### Task objective
From the entries below, copy every line that holds the word "Teacher".

Collected data entries
══════════
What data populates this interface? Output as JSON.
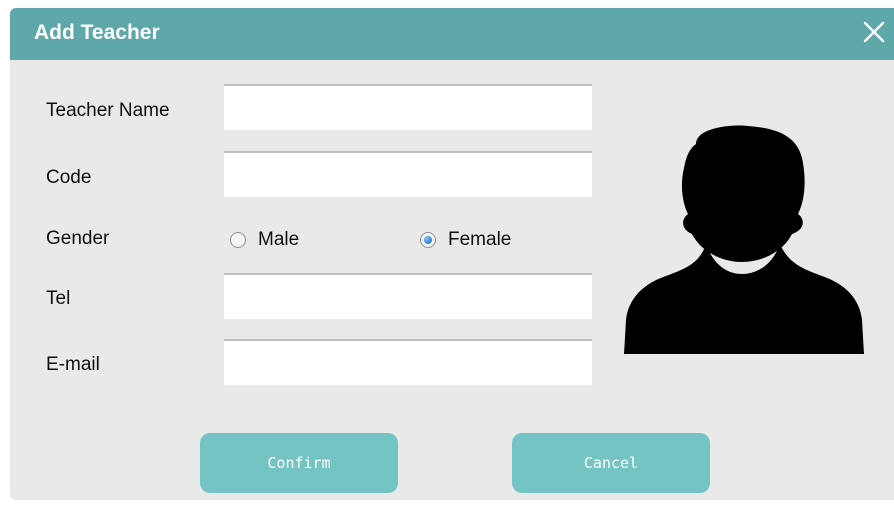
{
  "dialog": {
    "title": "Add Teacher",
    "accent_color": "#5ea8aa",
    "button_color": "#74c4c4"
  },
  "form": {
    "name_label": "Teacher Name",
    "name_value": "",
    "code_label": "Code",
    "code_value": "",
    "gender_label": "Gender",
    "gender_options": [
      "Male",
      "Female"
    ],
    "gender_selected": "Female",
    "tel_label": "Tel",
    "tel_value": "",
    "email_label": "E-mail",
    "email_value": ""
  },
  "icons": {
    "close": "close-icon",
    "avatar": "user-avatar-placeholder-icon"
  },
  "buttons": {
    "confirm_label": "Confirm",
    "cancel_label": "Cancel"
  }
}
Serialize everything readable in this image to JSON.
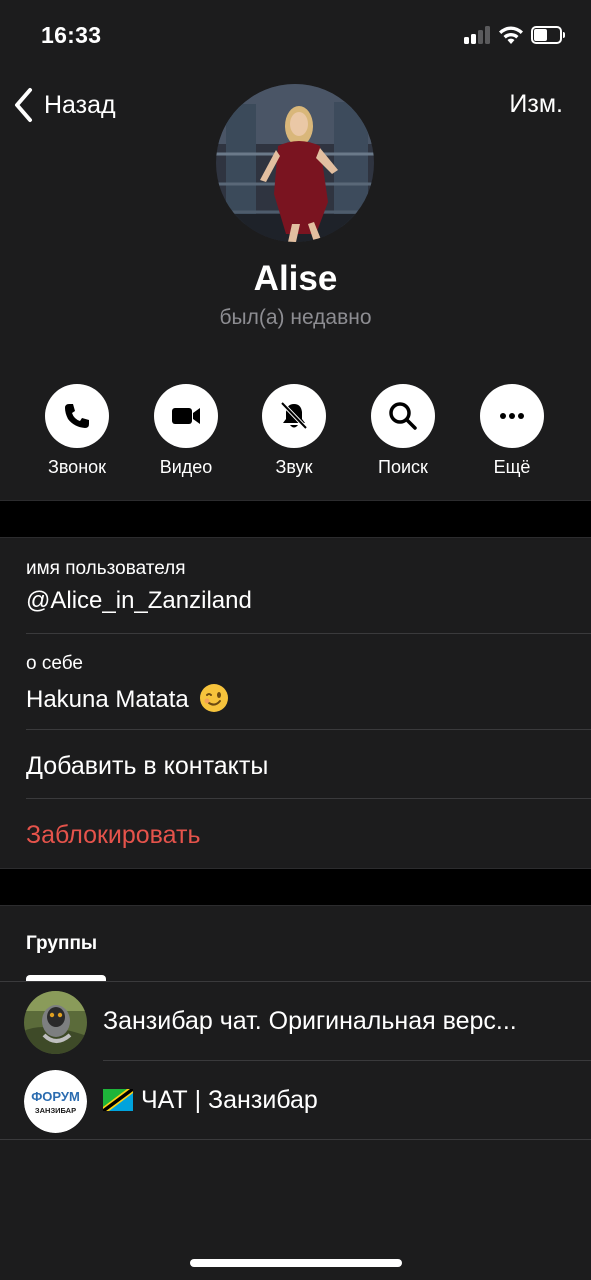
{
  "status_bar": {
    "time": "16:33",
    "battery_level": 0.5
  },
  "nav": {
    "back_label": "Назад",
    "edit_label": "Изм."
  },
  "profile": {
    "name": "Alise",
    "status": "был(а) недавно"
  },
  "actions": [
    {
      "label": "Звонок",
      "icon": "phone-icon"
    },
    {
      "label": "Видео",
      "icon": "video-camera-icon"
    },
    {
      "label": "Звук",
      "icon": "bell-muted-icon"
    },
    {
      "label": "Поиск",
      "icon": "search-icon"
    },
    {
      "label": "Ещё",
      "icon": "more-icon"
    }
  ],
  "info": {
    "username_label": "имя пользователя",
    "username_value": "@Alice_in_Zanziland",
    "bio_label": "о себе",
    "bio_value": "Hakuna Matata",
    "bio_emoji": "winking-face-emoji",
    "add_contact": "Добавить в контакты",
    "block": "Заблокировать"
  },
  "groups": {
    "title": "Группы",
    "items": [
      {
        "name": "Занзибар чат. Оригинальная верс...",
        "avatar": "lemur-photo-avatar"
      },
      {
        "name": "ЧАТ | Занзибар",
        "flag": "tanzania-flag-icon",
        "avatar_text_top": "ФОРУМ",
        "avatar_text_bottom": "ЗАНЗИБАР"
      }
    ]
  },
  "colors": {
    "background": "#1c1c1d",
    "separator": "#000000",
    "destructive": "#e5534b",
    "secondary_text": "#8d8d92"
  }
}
══════════
### Correct response
    "title": "Add Teacher",
    "name_label": "Teacher Name",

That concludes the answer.